What the exercise asks: Extract each line where the string "ylabel" shows up.

Exercise material:
^^^^

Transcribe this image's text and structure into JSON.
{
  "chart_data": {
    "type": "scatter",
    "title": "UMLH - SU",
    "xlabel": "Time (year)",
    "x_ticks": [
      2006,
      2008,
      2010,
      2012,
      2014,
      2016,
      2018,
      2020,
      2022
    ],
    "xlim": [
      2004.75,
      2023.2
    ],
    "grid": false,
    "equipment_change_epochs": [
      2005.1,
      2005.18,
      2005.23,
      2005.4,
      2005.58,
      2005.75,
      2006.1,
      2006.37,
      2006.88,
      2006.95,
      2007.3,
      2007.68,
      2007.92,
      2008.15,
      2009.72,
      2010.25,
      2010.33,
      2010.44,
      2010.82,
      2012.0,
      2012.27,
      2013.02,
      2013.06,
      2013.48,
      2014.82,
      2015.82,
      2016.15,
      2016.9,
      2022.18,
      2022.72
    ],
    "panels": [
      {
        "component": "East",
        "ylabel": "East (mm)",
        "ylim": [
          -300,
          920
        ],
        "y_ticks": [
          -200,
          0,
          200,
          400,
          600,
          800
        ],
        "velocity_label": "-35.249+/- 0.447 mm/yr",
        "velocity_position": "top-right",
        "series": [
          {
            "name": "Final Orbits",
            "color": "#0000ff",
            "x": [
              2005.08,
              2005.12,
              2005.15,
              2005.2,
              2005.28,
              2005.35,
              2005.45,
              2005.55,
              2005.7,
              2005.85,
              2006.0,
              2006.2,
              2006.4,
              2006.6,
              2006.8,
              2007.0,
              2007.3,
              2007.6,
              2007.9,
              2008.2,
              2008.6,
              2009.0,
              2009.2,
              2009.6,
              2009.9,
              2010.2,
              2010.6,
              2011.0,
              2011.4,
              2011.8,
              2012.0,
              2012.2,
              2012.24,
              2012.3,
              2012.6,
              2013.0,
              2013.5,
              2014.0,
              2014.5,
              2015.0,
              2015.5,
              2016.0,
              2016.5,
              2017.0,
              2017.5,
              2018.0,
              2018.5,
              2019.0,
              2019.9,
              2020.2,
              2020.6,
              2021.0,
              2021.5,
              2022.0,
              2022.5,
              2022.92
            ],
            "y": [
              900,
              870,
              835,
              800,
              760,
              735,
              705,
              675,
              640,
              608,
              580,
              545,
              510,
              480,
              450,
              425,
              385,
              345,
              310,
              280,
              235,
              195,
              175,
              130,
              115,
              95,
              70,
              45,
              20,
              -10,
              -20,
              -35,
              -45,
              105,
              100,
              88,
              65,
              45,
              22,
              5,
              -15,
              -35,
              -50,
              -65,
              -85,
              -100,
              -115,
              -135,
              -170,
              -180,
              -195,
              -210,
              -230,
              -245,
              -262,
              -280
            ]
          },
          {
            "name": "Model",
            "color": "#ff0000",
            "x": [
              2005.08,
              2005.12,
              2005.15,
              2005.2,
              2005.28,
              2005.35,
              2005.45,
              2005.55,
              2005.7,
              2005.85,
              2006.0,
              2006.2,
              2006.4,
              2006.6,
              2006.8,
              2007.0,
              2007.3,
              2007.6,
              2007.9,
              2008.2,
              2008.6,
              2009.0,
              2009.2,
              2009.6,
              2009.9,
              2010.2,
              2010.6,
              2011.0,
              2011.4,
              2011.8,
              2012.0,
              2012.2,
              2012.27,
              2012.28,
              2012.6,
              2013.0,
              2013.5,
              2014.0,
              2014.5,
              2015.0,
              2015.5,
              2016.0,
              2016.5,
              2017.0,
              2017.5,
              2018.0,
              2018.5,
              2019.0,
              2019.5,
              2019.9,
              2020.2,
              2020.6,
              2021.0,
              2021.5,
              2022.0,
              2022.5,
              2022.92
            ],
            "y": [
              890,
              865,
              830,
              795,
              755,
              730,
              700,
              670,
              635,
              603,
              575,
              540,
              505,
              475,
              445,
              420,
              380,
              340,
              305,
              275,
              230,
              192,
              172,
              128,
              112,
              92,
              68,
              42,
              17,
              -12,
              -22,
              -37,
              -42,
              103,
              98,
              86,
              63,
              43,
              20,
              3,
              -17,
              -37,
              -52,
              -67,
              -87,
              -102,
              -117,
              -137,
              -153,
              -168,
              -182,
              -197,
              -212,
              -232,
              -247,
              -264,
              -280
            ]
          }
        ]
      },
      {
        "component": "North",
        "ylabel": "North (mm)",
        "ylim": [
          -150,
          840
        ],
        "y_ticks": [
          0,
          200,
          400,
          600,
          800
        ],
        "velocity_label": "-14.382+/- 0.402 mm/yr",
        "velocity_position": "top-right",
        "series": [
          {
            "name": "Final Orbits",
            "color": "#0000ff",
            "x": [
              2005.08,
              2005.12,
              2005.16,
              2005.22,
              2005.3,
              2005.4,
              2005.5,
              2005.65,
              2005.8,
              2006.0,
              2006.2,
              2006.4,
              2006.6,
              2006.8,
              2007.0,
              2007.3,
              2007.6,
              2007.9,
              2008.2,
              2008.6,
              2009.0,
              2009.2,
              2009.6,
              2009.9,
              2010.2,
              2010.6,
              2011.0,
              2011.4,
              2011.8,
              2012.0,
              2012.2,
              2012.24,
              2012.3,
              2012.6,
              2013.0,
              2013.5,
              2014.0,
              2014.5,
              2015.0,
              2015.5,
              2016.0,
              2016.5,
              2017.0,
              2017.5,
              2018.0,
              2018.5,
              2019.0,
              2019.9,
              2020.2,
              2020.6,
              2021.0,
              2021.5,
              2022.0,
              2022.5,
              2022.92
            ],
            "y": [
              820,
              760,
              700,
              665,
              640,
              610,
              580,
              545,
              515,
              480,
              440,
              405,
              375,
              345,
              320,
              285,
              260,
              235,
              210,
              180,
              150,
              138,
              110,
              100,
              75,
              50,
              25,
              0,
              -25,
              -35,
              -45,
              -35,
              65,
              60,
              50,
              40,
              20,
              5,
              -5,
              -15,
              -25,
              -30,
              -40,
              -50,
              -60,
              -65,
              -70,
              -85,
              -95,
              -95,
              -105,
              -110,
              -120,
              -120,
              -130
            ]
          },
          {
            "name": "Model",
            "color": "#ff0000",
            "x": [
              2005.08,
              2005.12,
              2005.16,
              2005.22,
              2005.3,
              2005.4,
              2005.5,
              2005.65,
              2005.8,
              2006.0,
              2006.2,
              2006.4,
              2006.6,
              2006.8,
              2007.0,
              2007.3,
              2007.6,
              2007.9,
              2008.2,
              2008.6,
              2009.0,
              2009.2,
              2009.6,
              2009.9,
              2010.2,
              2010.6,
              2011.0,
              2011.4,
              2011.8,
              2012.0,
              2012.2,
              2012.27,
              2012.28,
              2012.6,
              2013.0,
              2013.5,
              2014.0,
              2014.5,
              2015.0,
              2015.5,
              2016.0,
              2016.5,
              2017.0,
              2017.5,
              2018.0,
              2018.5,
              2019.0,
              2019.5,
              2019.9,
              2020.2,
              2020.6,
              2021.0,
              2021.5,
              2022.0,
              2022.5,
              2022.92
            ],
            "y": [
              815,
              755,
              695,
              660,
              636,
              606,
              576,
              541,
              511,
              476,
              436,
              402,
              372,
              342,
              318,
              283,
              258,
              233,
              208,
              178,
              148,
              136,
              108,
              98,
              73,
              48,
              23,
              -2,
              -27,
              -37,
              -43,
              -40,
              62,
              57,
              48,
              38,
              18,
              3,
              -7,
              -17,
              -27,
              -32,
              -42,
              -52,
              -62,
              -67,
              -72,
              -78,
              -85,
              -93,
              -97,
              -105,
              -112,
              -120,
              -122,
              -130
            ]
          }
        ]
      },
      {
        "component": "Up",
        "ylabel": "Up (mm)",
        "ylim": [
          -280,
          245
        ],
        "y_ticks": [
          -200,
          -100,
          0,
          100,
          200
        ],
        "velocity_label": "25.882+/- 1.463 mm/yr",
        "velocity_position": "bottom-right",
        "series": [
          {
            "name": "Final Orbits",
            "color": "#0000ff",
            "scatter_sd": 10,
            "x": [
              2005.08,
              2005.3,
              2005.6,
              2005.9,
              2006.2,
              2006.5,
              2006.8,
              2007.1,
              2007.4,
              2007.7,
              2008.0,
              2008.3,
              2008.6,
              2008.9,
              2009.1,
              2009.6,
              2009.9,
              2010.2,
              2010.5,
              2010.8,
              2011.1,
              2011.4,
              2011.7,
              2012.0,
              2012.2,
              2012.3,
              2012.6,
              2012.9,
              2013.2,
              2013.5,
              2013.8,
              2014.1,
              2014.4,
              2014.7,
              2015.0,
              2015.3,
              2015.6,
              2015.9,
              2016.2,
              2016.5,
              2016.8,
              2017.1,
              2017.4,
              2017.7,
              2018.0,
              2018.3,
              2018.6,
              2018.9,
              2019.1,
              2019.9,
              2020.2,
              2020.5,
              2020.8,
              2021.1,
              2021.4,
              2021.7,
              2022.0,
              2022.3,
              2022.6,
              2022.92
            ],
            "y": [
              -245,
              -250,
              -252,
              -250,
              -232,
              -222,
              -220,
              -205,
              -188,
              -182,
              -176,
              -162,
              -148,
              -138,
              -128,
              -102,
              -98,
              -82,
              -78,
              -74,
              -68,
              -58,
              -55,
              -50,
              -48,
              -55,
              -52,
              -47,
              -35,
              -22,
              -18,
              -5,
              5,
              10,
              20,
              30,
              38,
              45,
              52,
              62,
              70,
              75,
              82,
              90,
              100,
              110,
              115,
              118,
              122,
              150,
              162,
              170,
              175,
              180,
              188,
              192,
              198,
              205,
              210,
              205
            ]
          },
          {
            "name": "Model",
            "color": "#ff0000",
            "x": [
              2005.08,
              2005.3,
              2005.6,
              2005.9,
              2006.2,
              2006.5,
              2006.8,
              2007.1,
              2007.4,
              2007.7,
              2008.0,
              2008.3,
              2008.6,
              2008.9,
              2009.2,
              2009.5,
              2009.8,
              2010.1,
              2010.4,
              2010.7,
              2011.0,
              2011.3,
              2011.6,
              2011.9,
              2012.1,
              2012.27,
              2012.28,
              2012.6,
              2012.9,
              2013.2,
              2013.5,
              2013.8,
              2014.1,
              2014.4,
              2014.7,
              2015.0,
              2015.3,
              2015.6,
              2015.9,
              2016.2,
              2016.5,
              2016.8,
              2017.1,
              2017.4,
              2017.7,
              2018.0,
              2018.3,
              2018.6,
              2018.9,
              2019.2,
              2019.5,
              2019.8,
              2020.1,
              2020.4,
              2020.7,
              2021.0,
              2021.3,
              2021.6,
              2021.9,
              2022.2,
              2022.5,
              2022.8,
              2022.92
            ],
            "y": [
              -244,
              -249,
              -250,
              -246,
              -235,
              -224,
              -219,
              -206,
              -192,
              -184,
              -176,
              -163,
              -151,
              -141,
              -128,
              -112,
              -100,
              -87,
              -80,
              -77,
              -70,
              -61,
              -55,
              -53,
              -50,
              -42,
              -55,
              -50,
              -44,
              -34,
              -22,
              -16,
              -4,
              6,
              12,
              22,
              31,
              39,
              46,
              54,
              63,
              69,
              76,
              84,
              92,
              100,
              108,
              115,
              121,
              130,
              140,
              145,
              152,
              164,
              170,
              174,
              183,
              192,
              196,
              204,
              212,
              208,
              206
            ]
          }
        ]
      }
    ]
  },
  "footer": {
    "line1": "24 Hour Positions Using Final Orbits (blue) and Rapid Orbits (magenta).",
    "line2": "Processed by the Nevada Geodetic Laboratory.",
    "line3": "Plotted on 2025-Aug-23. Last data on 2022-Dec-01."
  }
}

^^^^

Solution to this task:
        "ylabel": "East (mm)",
        "ylabel": "North (mm)",
        "ylabel": "Up (mm)",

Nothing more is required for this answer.